_What you are asked to do_
Arrange every line of the data below as a numbered list. Skip blank lines and omit the pictures.

_Region boundary data_
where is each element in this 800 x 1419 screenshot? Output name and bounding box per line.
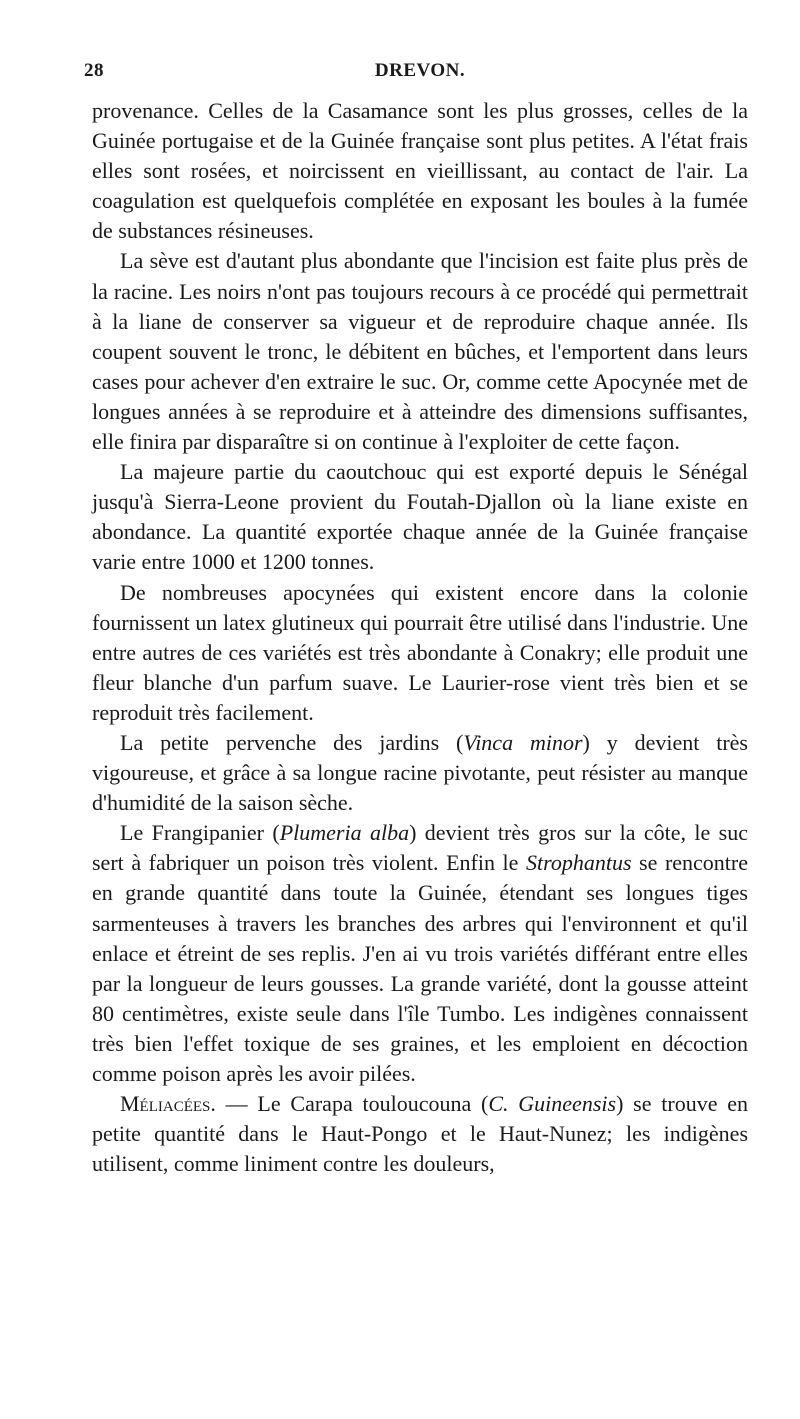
paragraph-7-part-c: ) se trouve en petite quantité dans le Haut-Pongo et le Haut-Nunez; les indigènes utilisent, comme liniment contre les douleurs,	[92, 1091, 749, 1177]
species-c-guineensis: C. Guineensis	[488, 1091, 617, 1117]
page-number: 28	[84, 60, 104, 81]
book-page	[84, 60, 749, 1179]
paragraph-5	[92, 728, 748, 818]
section-heading-meliacees: Méliacées.	[120, 1091, 216, 1117]
paragraph-6-part-a: Le Frangipanier (	[120, 820, 280, 846]
paragraph-1: provenance. Celles de la Casamance sont les plus grosses, celles de la Guinée portugaise et de la Guinée française sont plus petites. A l'état frais elles sont rosées, et noircissent en vieillissant, au contact de l'air. La coagulation est quelquefois complétée en exposant les boules à la fumée de substances résineuses.	[92, 98, 748, 244]
paragraph-4: De nombreuses apocynées qui existent encore dans la colonie fournissent un latex glutineux qui pourrait être utilisé dans l'industrie. Une entre autres de ces variétés est très abondante à Conakry; elle produit une fleur blanche d'un parfum suave. Le Laurier-rose vient très bien et se reproduit très facilement.	[92, 579, 748, 725]
paragraph-7-part-a: — Le Carapa touloucouna (	[215, 1091, 489, 1117]
genus-strophantus: Strophantus	[525, 850, 632, 876]
paragraph-6	[92, 818, 748, 1089]
paragraph-7	[92, 1089, 748, 1179]
species-vinca-minor: Vinca minor	[463, 729, 583, 755]
paragraph-6-part-e: se rencontre en grande quantité dans toute la Guinée, étendant ses longues tiges sarmenteuses à travers les branches des arbres qui l'environnent et qu'il enlace et étreint de ses replis. J'en ai vu trois variétés différant entre elles par la longueur de leurs gousses. La grande variété, dont la gousse atteint 80 centimètres, existe seule dans l'île Tumbo. Les indigènes connaissent très bien l'effet toxique de ses graines, et les emploient en décoction comme poison après les avoir pilées.	[92, 850, 748, 1086]
paragraph-2: La sève est d'autant plus abondante que l'incision est faite plus près de la racine. Les noirs n'ont pas toujours recours à ce procédé qui permettrait à la liane de conserver sa vigueur et de reproduire chaque année. Ils coupent souvent le tronc, le débitent en bûches, et l'emportent dans leurs cases pour achever d'en extraire le suc. Or, comme cette Apocynée met de longues années à se reproduire et à atteindre des dimensions suffisantes, elle finira par disparaître si on continue à l'exploiter de cette façon.	[92, 248, 748, 455]
running-head	[84, 60, 748, 90]
body-text	[92, 96, 748, 1179]
running-title: DREVON.	[374, 60, 466, 81]
paragraph-6-part-c: ) devient très gros sur la côte, le suc sert à fabriquer un poison très violent. Enfin le	[92, 820, 748, 876]
paragraph-5-part-c: ) y devient très vigoureuse, et grâce à sa longue racine pivotante, peut résister au manque d'humidité de la saison sèche.	[92, 729, 748, 816]
species-plumeria-alba: Plumeria alba	[279, 820, 410, 846]
paragraph-5-part-a: La petite pervenche des jardins (	[120, 729, 464, 755]
paragraph-3: La majeure partie du caoutchouc qui est exporté depuis le Sénégal jusqu'à Sierra-Leone provient du Foutah-Djallon où la liane existe en abondance. La quantité exportée chaque année de la Guinée française varie entre 1000 et 1200 tonnes.	[92, 459, 748, 575]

_Written response_
1. where is each element in this 800 x 1419 screenshot? Output name and bounding box per line.
2. paragraph-7-part-c: ) se trouve en petite quantité dans le Haut-Pongo et le Haut-Nunez; les indigènes utilisent, comme liniment contre les douleurs,	[92, 1091, 749, 1177]
3. species-c-guineensis: C. Guineensis	[488, 1091, 617, 1117]
4. page-number: 28	[84, 60, 104, 81]
5. book-page	[84, 60, 749, 1179]
6. paragraph-5	[92, 728, 748, 818]
7. section-heading-meliacees: Méliacées.	[120, 1091, 216, 1117]
8. paragraph-6-part-a: Le Frangipanier (	[120, 820, 280, 846]
9. paragraph-1: provenance. Celles de la Casamance sont les plus grosses, celles de la Guinée portugaise et de la Guinée française sont plus petites. A l'état frais elles sont rosées, et noircissent en vieillissant, au contact de l'air. La coagulation est quelquefois complétée en exposant les boules à la fumée de substances résineuses.	[92, 98, 748, 244]
10. paragraph-4: De nombreuses apocynées qui existent encore dans la colonie fournissent un latex glutineux qui pourrait être utilisé dans l'industrie. Une entre autres de ces variétés est très abondante à Conakry; elle produit une fleur blanche d'un parfum suave. Le Laurier-rose vient très bien et se reproduit très facilement.	[92, 579, 748, 725]
11. paragraph-7-part-a: — Le Carapa touloucouna (	[215, 1091, 489, 1117]
12. genus-strophantus: Strophantus	[525, 850, 632, 876]
13. paragraph-6	[92, 818, 748, 1089]
14. paragraph-7	[92, 1089, 748, 1179]
15. species-vinca-minor: Vinca minor	[463, 729, 583, 755]
16. paragraph-6-part-e: se rencontre en grande quantité dans toute la Guinée, étendant ses longues tiges sarmenteuses à travers les branches des arbres qui l'environnent et qu'il enlace et étreint de ses replis. J'en ai vu trois variétés différant entre elles par la longueur de leurs gousses. La grande variété, dont la gousse atteint 80 centimètres, existe seule dans l'île Tumbo. Les indigènes connaissent très bien l'effet toxique de ses graines, et les emploient en décoction comme poison après les avoir pilées.	[92, 850, 748, 1086]
17. paragraph-2: La sève est d'autant plus abondante que l'incision est faite plus près de la racine. Les noirs n'ont pas toujours recours à ce procédé qui permettrait à la liane de conserver sa vigueur et de reproduire chaque année. Ils coupent souvent le tronc, le débitent en bûches, et l'emportent dans leurs cases pour achever d'en extraire le suc. Or, comme cette Apocynée met de longues années à se reproduire et à atteindre des dimensions suffisantes, elle finira par disparaître si on continue à l'exploiter de cette façon.	[92, 248, 748, 455]
18. running-head	[84, 60, 748, 90]
19. body-text	[92, 96, 748, 1179]
20. running-title: DREVON.	[374, 60, 466, 81]
21. paragraph-6-part-c: ) devient très gros sur la côte, le suc sert à fabriquer un poison très violent. Enfin le	[92, 820, 748, 876]
22. paragraph-5-part-c: ) y devient très vigoureuse, et grâce à sa longue racine pivotante, peut résister au manque d'humidité de la saison sèche.	[92, 729, 748, 816]
23. species-plumeria-alba: Plumeria alba	[279, 820, 410, 846]
24. paragraph-5-part-a: La petite pervenche des jardins (	[120, 729, 464, 755]
25. paragraph-3: La majeure partie du caoutchouc qui est exporté depuis le Sénégal jusqu'à Sierra-Leone provient du Foutah-Djallon où la liane existe en abondance. La quantité exportée chaque année de la Guinée française varie entre 1000 et 1200 tonnes.	[92, 459, 748, 575]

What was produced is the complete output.